--- START OF DATA FOR THIS TASK ---
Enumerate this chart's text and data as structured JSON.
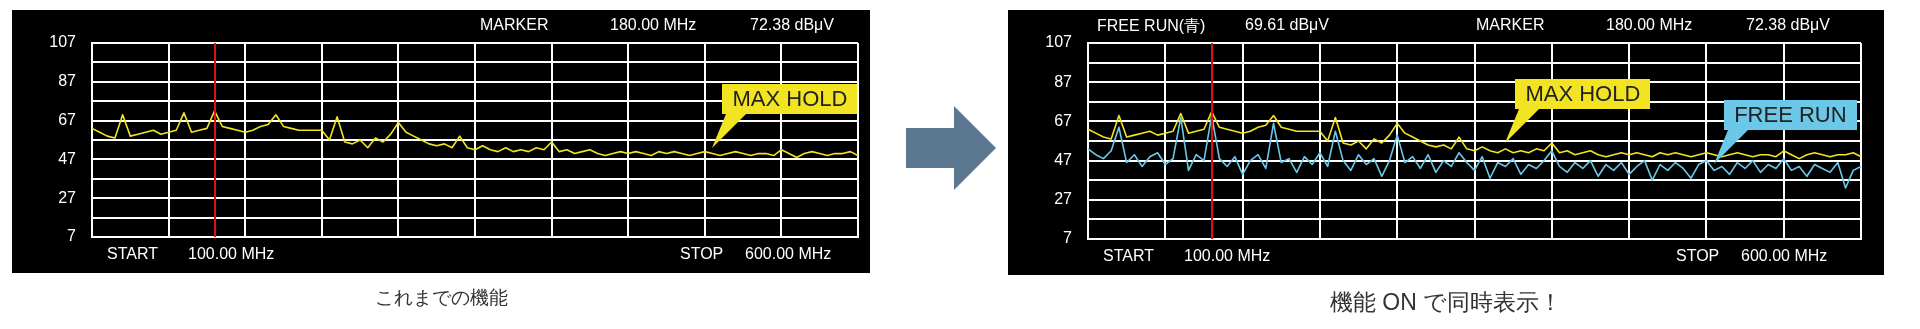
{
  "chart_data": [
    {
      "type": "line",
      "categories": [
        null,
        null,
        null,
        null,
        null,
        null,
        null,
        null,
        null,
        null,
        null,
        null,
        null,
        null,
        null,
        null,
        null,
        null,
        null,
        null,
        null,
        null,
        null,
        null,
        null,
        null,
        null,
        null,
        null,
        null,
        null,
        null,
        null,
        null,
        null,
        null,
        null,
        null,
        null,
        null,
        null,
        null,
        null,
        null,
        null,
        null,
        null,
        null,
        null,
        null,
        null,
        null,
        null,
        null,
        null,
        null,
        null,
        null,
        null,
        null,
        null,
        null,
        null,
        null,
        null,
        null,
        null,
        null,
        null,
        null,
        null,
        null,
        null,
        null,
        null,
        null,
        null,
        null,
        null,
        null,
        null,
        null,
        null,
        null,
        null,
        null,
        null,
        null,
        null,
        null,
        null,
        null,
        null,
        null,
        null,
        null,
        null,
        null,
        null,
        null,
        null
      ],
      "series": [
        {
          "name": "MAX HOLD",
          "color": "#f2e422",
          "values": [
            63,
            61,
            59,
            58,
            70,
            59,
            60,
            61,
            62,
            60,
            61,
            62,
            71,
            61,
            62,
            63,
            72,
            64,
            63,
            62,
            61,
            62,
            64,
            65,
            70,
            64,
            63,
            62,
            62,
            62,
            62,
            57,
            69,
            56,
            55,
            57,
            53,
            58,
            56,
            60,
            66,
            61,
            59,
            57,
            55,
            54,
            55,
            53,
            59,
            53,
            52,
            54,
            52,
            51,
            53,
            51,
            52,
            51,
            53,
            52,
            56,
            51,
            52,
            50,
            51,
            52,
            50,
            49,
            50,
            51,
            50,
            51,
            50,
            49,
            51,
            50,
            51,
            50,
            49,
            50,
            51,
            50,
            49,
            50,
            51,
            50,
            49,
            50,
            50,
            49,
            52,
            50,
            48,
            50,
            51,
            50,
            49,
            50,
            50,
            51,
            49
          ]
        }
      ],
      "ylim": [
        7,
        107
      ],
      "yticks": [
        7,
        {
          "value": 17,
          "label": null
        },
        27,
        {
          "value": 37,
          "label": null
        },
        47,
        {
          "value": 57,
          "label": null
        },
        67,
        {
          "value": 77,
          "label": null
        },
        87,
        {
          "value": 97,
          "label": null
        },
        107
      ],
      "grid": true,
      "legend": false,
      "marker": "none",
      "line_style": "solid",
      "annotations": [
        "MARKER",
        "180.00 MHz",
        "72.38 dBμV",
        "START",
        "100.00 MHz",
        "STOP",
        "600.00 MHz",
        "これまでの機能"
      ]
    },
    {
      "type": "line",
      "categories": [
        null,
        null,
        null,
        null,
        null,
        null,
        null,
        null,
        null,
        null,
        null,
        null,
        null,
        null,
        null,
        null,
        null,
        null,
        null,
        null,
        null,
        null,
        null,
        null,
        null,
        null,
        null,
        null,
        null,
        null,
        null,
        null,
        null,
        null,
        null,
        null,
        null,
        null,
        null,
        null,
        null,
        null,
        null,
        null,
        null,
        null,
        null,
        null,
        null,
        null,
        null,
        null,
        null,
        null,
        null,
        null,
        null,
        null,
        null,
        null,
        null,
        null,
        null,
        null,
        null,
        null,
        null,
        null,
        null,
        null,
        null,
        null,
        null,
        null,
        null,
        null,
        null,
        null,
        null,
        null,
        null,
        null,
        null,
        null,
        null,
        null,
        null,
        null,
        null,
        null,
        null,
        null,
        null,
        null,
        null,
        null,
        null,
        null,
        null,
        null,
        null
      ],
      "series": [
        {
          "name": "MAX HOLD",
          "color": "#f2e422",
          "values": [
            63,
            61,
            59,
            58,
            70,
            59,
            60,
            61,
            62,
            60,
            61,
            62,
            71,
            61,
            62,
            63,
            72,
            64,
            63,
            62,
            61,
            62,
            64,
            65,
            70,
            64,
            63,
            62,
            62,
            62,
            62,
            57,
            69,
            56,
            55,
            57,
            53,
            58,
            56,
            60,
            66,
            61,
            59,
            57,
            55,
            54,
            55,
            53,
            59,
            53,
            52,
            54,
            52,
            51,
            53,
            51,
            52,
            51,
            53,
            52,
            56,
            51,
            52,
            50,
            51,
            52,
            50,
            49,
            50,
            51,
            50,
            51,
            50,
            49,
            51,
            50,
            51,
            50,
            49,
            50,
            51,
            50,
            49,
            50,
            51,
            50,
            49,
            50,
            50,
            49,
            52,
            50,
            48,
            50,
            51,
            50,
            49,
            50,
            50,
            51,
            49
          ]
        },
        {
          "name": "FREE RUN",
          "color": "#6cc8e8",
          "values": [
            53,
            50,
            48,
            52,
            64,
            46,
            50,
            44,
            49,
            51,
            45,
            48,
            69,
            42,
            50,
            47,
            70,
            48,
            44,
            49,
            40,
            47,
            50,
            43,
            66,
            46,
            48,
            41,
            49,
            45,
            51,
            44,
            62,
            47,
            42,
            50,
            45,
            48,
            39,
            47,
            60,
            46,
            49,
            43,
            50,
            41,
            47,
            44,
            51,
            46,
            42,
            49,
            38,
            46,
            44,
            48,
            40,
            45,
            43,
            47,
            52,
            44,
            41,
            46,
            43,
            47,
            39,
            45,
            42,
            46,
            40,
            44,
            47,
            37,
            45,
            42,
            46,
            43,
            38,
            45,
            47,
            42,
            44,
            40,
            46,
            43,
            47,
            41,
            45,
            43,
            48,
            42,
            44,
            39,
            45,
            43,
            41,
            46,
            33,
            42,
            44
          ]
        }
      ],
      "ylim": [
        7,
        107
      ],
      "yticks": [
        7,
        {
          "value": 17,
          "label": null
        },
        27,
        {
          "value": 37,
          "label": null
        },
        47,
        {
          "value": 57,
          "label": null
        },
        67,
        {
          "value": 77,
          "label": null
        },
        87,
        {
          "value": 97,
          "label": null
        },
        107
      ],
      "grid": true,
      "legend": false,
      "marker": "none",
      "line_style": "solid",
      "annotations": [
        "FREE RUN(青)",
        "69.61 dBμV",
        "MARKER",
        "180.00 MHz",
        "72.38 dBμV",
        "START",
        "100.00 MHz",
        "STOP",
        "600.00 MHz",
        "機能 ON で同時表示！"
      ]
    }
  ]
}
--- END OF DATA FOR THIS TASK ---
_WHAT THE TASK REQUIRES_: None of the pictures should appear; repeat the records exactly otherwise.

_PROBLEM SOLUTION_:
Enumerate this chart's text and data as structured JSON.
{
  "chart_data": [
    {
      "type": "line",
      "categories": [
        null,
        null,
        null,
        null,
        null,
        null,
        null,
        null,
        null,
        null,
        null,
        null,
        null,
        null,
        null,
        null,
        null,
        null,
        null,
        null,
        null,
        null,
        null,
        null,
        null,
        null,
        null,
        null,
        null,
        null,
        null,
        null,
        null,
        null,
        null,
        null,
        null,
        null,
        null,
        null,
        null,
        null,
        null,
        null,
        null,
        null,
        null,
        null,
        null,
        null,
        null,
        null,
        null,
        null,
        null,
        null,
        null,
        null,
        null,
        null,
        null,
        null,
        null,
        null,
        null,
        null,
        null,
        null,
        null,
        null,
        null,
        null,
        null,
        null,
        null,
        null,
        null,
        null,
        null,
        null,
        null,
        null,
        null,
        null,
        null,
        null,
        null,
        null,
        null,
        null,
        null,
        null,
        null,
        null,
        null,
        null,
        null,
        null,
        null,
        null,
        null
      ],
      "series": [
        {
          "name": "MAX HOLD",
          "color": "#f2e422",
          "values": [
            63,
            61,
            59,
            58,
            70,
            59,
            60,
            61,
            62,
            60,
            61,
            62,
            71,
            61,
            62,
            63,
            72,
            64,
            63,
            62,
            61,
            62,
            64,
            65,
            70,
            64,
            63,
            62,
            62,
            62,
            62,
            57,
            69,
            56,
            55,
            57,
            53,
            58,
            56,
            60,
            66,
            61,
            59,
            57,
            55,
            54,
            55,
            53,
            59,
            53,
            52,
            54,
            52,
            51,
            53,
            51,
            52,
            51,
            53,
            52,
            56,
            51,
            52,
            50,
            51,
            52,
            50,
            49,
            50,
            51,
            50,
            51,
            50,
            49,
            51,
            50,
            51,
            50,
            49,
            50,
            51,
            50,
            49,
            50,
            51,
            50,
            49,
            50,
            50,
            49,
            52,
            50,
            48,
            50,
            51,
            50,
            49,
            50,
            50,
            51,
            49
          ]
        }
      ],
      "ylim": [
        7,
        107
      ],
      "yticks": [
        7,
        {
          "value": 17,
          "label": null
        },
        27,
        {
          "value": 37,
          "label": null
        },
        47,
        {
          "value": 57,
          "label": null
        },
        67,
        {
          "value": 77,
          "label": null
        },
        87,
        {
          "value": 97,
          "label": null
        },
        107
      ],
      "grid": true,
      "legend": false,
      "marker": "none",
      "line_style": "solid",
      "annotations": [
        "MARKER",
        "180.00 MHz",
        "72.38 dBμV",
        "START",
        "100.00 MHz",
        "STOP",
        "600.00 MHz",
        "これまでの機能"
      ]
    },
    {
      "type": "line",
      "categories": [
        null,
        null,
        null,
        null,
        null,
        null,
        null,
        null,
        null,
        null,
        null,
        null,
        null,
        null,
        null,
        null,
        null,
        null,
        null,
        null,
        null,
        null,
        null,
        null,
        null,
        null,
        null,
        null,
        null,
        null,
        null,
        null,
        null,
        null,
        null,
        null,
        null,
        null,
        null,
        null,
        null,
        null,
        null,
        null,
        null,
        null,
        null,
        null,
        null,
        null,
        null,
        null,
        null,
        null,
        null,
        null,
        null,
        null,
        null,
        null,
        null,
        null,
        null,
        null,
        null,
        null,
        null,
        null,
        null,
        null,
        null,
        null,
        null,
        null,
        null,
        null,
        null,
        null,
        null,
        null,
        null,
        null,
        null,
        null,
        null,
        null,
        null,
        null,
        null,
        null,
        null,
        null,
        null,
        null,
        null,
        null,
        null,
        null,
        null,
        null,
        null
      ],
      "series": [
        {
          "name": "MAX HOLD",
          "color": "#f2e422",
          "values": [
            63,
            61,
            59,
            58,
            70,
            59,
            60,
            61,
            62,
            60,
            61,
            62,
            71,
            61,
            62,
            63,
            72,
            64,
            63,
            62,
            61,
            62,
            64,
            65,
            70,
            64,
            63,
            62,
            62,
            62,
            62,
            57,
            69,
            56,
            55,
            57,
            53,
            58,
            56,
            60,
            66,
            61,
            59,
            57,
            55,
            54,
            55,
            53,
            59,
            53,
            52,
            54,
            52,
            51,
            53,
            51,
            52,
            51,
            53,
            52,
            56,
            51,
            52,
            50,
            51,
            52,
            50,
            49,
            50,
            51,
            50,
            51,
            50,
            49,
            51,
            50,
            51,
            50,
            49,
            50,
            51,
            50,
            49,
            50,
            51,
            50,
            49,
            50,
            50,
            49,
            52,
            50,
            48,
            50,
            51,
            50,
            49,
            50,
            50,
            51,
            49
          ]
        },
        {
          "name": "FREE RUN",
          "color": "#6cc8e8",
          "values": [
            53,
            50,
            48,
            52,
            64,
            46,
            50,
            44,
            49,
            51,
            45,
            48,
            69,
            42,
            50,
            47,
            70,
            48,
            44,
            49,
            40,
            47,
            50,
            43,
            66,
            46,
            48,
            41,
            49,
            45,
            51,
            44,
            62,
            47,
            42,
            50,
            45,
            48,
            39,
            47,
            60,
            46,
            49,
            43,
            50,
            41,
            47,
            44,
            51,
            46,
            42,
            49,
            38,
            46,
            44,
            48,
            40,
            45,
            43,
            47,
            52,
            44,
            41,
            46,
            43,
            47,
            39,
            45,
            42,
            46,
            40,
            44,
            47,
            37,
            45,
            42,
            46,
            43,
            38,
            45,
            47,
            42,
            44,
            40,
            46,
            43,
            47,
            41,
            45,
            43,
            48,
            42,
            44,
            39,
            45,
            43,
            41,
            46,
            33,
            42,
            44
          ]
        }
      ],
      "ylim": [
        7,
        107
      ],
      "yticks": [
        7,
        {
          "value": 17,
          "label": null
        },
        27,
        {
          "value": 37,
          "label": null
        },
        47,
        {
          "value": 57,
          "label": null
        },
        67,
        {
          "value": 77,
          "label": null
        },
        87,
        {
          "value": 97,
          "label": null
        },
        107
      ],
      "grid": true,
      "legend": false,
      "marker": "none",
      "line_style": "solid",
      "annotations": [
        "FREE RUN(青)",
        "69.61 dBμV",
        "MARKER",
        "180.00 MHz",
        "72.38 dBμV",
        "START",
        "100.00 MHz",
        "STOP",
        "600.00 MHz",
        "機能 ON で同時表示！"
      ]
    }
  ]
}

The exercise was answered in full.